Loss of heterozygozity
Loss of heterozygosity (LOH) has been described at the MMP-1 -1607/2G polymorphic site in malignant melanoma (Noll et al, 2001). Our results showed no obvious LOH between the gDNA compared to the tumour-derived DNA in 100% of the randomly selected samples (n=61; data not shown) and this was comparable to other studies in renal (Hirata et al, 2003) and endometrial (Nishioka et al, 2000) carcinomas.
Discussion
In this report, we describe a PCR-based allelic discrimination assay for the MMP-1, -2, and -3 gene promoter polymorphisms. This is an accurate and reproducible screening tool, and along with an improved throughput capacity compared to previously published methods, may be the technique of choice for the rapid screening of large numbers of DNA samples. Although previous studies have documented a strong association between the 2G polymorphism in the MMP-1 promoter and the occurrence of several common cancers, including CRC, we were unable to corroborate these findings. At the same time, by using the largest patient/control cohort to date, and a robust and reliable PCR-based assay, we have shown that the 2G polymorphism in the MMP-1 promoter was a favourable prognostic indicator in patients with CRC as measured by a 5-year survival.

- **Record extracts**:
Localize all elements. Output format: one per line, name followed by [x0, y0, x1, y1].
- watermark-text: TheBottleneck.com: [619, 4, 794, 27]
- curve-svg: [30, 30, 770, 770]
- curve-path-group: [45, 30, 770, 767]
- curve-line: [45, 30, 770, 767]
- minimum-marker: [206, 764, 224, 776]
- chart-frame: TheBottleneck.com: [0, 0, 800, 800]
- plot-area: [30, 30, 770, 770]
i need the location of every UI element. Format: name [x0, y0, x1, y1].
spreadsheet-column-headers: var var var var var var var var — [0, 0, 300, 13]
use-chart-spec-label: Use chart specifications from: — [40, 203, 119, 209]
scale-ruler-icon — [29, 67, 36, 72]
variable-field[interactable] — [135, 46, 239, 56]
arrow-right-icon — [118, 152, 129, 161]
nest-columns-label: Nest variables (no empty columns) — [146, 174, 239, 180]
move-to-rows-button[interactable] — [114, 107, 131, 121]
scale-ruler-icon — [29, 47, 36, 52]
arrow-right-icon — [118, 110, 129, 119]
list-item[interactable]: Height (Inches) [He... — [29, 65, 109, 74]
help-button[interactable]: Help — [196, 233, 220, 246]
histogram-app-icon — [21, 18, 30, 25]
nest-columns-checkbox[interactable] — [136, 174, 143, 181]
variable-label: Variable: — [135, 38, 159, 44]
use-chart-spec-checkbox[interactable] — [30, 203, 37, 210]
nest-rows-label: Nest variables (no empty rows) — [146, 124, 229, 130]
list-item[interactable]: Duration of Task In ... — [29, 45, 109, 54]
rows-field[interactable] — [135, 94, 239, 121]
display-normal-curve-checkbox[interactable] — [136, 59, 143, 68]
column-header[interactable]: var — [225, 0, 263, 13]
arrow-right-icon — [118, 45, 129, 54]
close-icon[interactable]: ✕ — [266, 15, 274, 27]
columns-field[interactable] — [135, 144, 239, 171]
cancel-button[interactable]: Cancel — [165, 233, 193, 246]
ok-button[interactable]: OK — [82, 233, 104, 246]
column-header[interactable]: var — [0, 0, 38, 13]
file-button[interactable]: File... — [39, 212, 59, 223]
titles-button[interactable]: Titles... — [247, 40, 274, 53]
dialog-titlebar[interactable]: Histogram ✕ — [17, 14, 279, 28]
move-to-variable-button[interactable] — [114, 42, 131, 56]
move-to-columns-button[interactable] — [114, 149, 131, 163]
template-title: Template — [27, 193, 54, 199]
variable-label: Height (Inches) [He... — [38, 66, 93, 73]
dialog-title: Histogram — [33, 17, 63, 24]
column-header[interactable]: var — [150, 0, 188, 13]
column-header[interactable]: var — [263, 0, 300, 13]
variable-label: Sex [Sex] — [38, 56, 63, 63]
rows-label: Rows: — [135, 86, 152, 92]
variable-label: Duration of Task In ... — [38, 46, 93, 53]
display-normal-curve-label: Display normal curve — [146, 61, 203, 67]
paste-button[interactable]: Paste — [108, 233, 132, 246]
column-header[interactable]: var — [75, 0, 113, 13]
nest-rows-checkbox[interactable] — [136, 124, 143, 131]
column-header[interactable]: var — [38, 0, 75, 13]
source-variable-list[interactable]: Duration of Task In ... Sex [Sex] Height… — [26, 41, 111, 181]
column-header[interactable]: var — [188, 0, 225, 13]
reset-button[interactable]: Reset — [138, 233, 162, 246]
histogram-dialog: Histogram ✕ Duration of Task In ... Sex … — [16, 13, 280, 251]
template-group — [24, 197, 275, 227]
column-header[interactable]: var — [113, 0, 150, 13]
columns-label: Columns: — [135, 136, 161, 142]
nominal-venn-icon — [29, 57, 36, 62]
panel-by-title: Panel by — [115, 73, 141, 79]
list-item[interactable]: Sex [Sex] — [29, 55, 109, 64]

- **What to do**:
A: Answer these questions from the passage on MMP gene promoter polymorphisms:
(i) At which polymorphic site has loss of heterozygosity been described in malignant melanoma?
(ii) How many randomly selected samples were checked for loss of heterozygosity?
(iii) What measure was used to show that the 2G polymorphism was a favorable prognostic indicator in patients with CRC?
B: Quote the passage on MMP gene promoter polymorphisms between the words "Loss of heterozygozity" and "al, 2000) carcinomas.", inclusive.
The data has no connection to the passage on MMP gene promoter polymorphisms.

- **Numbered responses**:
A:
(i) The MMP-1 -1607/2G polymorphic site.
(ii) 61 samples.
(iii) 5-year survival.

B:
Loss of heterozygozity
Loss of heterozygosity (LOH) has been described at the MMP-1 -1607/2G polymorphic site in malignant melanoma (Noll et al, 2001). Our results showed no obvious LOH between the gDNA compared to the tumour-derived DNA in 100% of the randomly selected samples (n=61; data not shown) and this was comparable to other studies in renal (Hirata et al, 2003) and endometrial (Nishioka et al, 2000) carcinomas.